__TASK MATERIAL__:
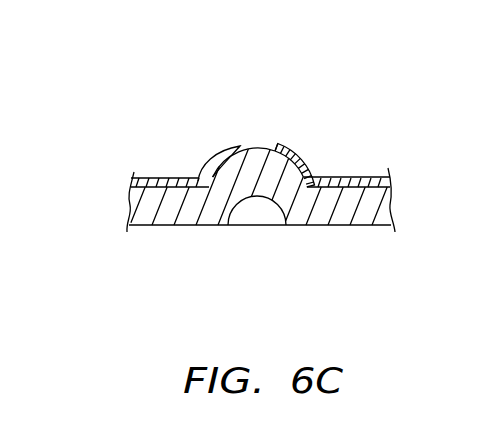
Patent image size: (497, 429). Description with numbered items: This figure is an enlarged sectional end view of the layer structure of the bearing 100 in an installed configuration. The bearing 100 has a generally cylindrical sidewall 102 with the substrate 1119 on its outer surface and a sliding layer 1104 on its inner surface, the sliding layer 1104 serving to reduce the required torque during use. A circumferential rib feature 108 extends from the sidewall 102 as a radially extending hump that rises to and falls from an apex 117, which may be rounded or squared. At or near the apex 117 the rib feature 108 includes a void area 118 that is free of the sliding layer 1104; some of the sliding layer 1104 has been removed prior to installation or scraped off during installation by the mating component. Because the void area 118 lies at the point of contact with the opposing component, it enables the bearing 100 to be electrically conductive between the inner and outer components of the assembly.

The bearing 100 is at (334, 83).
The generally cylindrical sidewall 102 is at (395, 218).
The circumferential rib feature 108 is at (281, 135).
The apex 117 is at (247, 145).
The void area 118 is at (257, 138).
The sliding layer 1104 is at (133, 177).
The substrate 1119 is at (134, 216).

__WHAT YOU NEED TO DO__: Present every line of the material above as a numbered list, skipping blank lines and leaving out the picture.

__THE RESPONSE__:
1. Patent image size: (497, 429). Description with numbered items: This figure is an enlarged sectional end view of the layer structure of the bearing 100 in an installed configuration. The bearing 100 has a generally cylindrical sidewall 102 with the substrate 1119 on its outer surface and a sliding layer 1104 on its inner surface, the sliding layer 1104 serving to reduce the required torque during use. A circumferential rib feature 108 extends from the sidewall 102 as a radially extending hump that rises to and falls from an apex 117, which may be rounded or squared. At or near the apex 117 the rib feature 108 includes a void area 118 that is free of the sliding layer 1104; some of the sliding layer 1104 has been removed prior to installation or scraped off during installation by the mating component. Because the void area 118 lies at the point of contact with the opposing component, it enables the bearing 100 to be electrically conductive between the inner and outer components of the assembly.
2. The bearing 100 is at (334, 83).
3. The generally cylindrical sidewall 102 is at (395, 218).
4. The circumferential rib feature 108 is at (281, 135).
5. The apex 117 is at (247, 145).
6. The void area 118 is at (257, 138).
7. The sliding layer 1104 is at (133, 177).
8. The substrate 1119 is at (134, 216).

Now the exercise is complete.